EXERCISE AIM
Tell how many lines carry the word "name"; the reply is the number and nothing else.

ENTRIES
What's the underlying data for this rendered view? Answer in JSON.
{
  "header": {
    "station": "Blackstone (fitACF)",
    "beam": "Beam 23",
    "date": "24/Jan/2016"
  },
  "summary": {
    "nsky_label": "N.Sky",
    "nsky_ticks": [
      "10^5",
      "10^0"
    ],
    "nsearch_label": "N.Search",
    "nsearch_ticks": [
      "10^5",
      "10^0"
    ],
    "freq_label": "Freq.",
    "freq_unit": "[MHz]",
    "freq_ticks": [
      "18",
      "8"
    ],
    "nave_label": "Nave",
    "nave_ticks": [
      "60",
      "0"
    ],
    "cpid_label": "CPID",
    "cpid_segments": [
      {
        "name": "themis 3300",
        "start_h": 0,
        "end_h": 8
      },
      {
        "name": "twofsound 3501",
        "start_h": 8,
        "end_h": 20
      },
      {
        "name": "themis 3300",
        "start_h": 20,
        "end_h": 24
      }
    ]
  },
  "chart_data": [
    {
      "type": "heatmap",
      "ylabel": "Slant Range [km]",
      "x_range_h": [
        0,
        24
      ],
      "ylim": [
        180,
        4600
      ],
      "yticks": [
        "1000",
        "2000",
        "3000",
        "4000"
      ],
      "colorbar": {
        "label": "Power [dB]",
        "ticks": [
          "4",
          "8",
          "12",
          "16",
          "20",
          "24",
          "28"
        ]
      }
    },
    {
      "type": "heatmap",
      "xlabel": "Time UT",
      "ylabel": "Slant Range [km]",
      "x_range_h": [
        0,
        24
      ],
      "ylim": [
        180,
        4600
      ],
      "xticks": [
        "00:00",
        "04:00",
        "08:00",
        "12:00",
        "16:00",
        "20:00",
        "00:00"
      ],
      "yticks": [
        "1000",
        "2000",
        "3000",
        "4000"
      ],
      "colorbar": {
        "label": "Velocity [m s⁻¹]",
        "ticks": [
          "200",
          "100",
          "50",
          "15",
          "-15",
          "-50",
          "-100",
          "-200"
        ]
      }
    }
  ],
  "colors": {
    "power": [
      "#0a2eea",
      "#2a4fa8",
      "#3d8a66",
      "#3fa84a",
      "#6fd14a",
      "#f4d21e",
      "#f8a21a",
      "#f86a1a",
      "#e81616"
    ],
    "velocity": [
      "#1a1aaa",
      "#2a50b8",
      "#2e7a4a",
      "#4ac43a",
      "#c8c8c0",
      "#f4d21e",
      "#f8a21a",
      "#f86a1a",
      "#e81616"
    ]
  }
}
--
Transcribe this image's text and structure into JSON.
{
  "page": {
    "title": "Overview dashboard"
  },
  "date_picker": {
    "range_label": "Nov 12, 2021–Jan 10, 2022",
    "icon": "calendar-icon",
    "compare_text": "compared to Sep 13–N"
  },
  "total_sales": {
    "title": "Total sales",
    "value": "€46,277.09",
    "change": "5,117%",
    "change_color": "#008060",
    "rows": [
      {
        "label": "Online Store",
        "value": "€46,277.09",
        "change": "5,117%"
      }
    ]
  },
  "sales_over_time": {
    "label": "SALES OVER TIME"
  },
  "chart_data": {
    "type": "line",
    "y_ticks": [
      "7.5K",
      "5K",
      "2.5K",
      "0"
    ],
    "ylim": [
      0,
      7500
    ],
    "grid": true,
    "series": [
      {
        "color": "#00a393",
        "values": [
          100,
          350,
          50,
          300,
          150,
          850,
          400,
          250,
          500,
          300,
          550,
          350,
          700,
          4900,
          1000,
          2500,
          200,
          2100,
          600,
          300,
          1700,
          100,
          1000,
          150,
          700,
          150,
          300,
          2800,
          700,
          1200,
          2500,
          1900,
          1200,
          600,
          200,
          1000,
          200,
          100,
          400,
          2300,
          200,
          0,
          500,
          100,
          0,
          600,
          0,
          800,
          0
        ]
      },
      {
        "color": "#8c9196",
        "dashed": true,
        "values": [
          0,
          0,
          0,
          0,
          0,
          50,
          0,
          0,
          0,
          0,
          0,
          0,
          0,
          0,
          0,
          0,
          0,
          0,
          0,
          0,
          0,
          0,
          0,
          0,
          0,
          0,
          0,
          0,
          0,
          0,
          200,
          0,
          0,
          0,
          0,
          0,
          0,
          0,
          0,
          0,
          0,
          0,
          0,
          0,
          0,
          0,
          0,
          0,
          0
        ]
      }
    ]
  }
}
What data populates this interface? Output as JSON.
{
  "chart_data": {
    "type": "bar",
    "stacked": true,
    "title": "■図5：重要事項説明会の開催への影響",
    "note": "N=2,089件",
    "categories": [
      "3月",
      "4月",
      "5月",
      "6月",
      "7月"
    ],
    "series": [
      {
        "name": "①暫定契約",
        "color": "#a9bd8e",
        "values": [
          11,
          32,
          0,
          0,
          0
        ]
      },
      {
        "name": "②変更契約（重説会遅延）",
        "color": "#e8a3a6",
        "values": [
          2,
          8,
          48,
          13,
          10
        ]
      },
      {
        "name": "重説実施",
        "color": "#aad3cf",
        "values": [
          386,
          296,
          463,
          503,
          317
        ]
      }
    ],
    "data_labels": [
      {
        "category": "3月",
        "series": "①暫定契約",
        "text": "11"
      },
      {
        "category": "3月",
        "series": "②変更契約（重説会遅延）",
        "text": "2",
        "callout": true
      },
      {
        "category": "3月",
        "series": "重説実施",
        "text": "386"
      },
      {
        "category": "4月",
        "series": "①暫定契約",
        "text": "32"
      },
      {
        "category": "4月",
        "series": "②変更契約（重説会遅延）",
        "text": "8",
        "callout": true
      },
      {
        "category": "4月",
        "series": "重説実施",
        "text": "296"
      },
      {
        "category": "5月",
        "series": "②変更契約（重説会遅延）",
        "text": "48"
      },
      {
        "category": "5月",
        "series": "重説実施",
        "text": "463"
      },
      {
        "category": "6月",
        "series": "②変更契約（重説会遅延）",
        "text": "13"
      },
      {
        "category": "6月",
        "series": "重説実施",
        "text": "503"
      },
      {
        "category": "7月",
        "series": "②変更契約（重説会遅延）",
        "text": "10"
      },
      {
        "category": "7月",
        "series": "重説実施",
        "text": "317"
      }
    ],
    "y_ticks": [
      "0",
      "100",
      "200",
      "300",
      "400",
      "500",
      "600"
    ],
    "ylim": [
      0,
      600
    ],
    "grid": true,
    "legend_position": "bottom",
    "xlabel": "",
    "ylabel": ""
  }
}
--
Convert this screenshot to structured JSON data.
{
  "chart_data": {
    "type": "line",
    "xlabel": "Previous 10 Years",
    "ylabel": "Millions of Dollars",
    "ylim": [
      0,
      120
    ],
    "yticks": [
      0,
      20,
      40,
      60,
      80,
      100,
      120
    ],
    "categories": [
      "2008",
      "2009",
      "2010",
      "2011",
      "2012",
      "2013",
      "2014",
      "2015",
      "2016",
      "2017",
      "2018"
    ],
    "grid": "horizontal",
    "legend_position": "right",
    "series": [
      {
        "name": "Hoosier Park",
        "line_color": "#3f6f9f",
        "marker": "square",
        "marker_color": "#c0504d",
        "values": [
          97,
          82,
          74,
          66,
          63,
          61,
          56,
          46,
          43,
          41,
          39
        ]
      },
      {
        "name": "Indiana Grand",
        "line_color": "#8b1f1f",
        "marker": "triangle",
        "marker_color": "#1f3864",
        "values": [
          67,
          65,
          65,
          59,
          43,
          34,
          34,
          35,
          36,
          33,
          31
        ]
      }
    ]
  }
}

THE ANSWER
8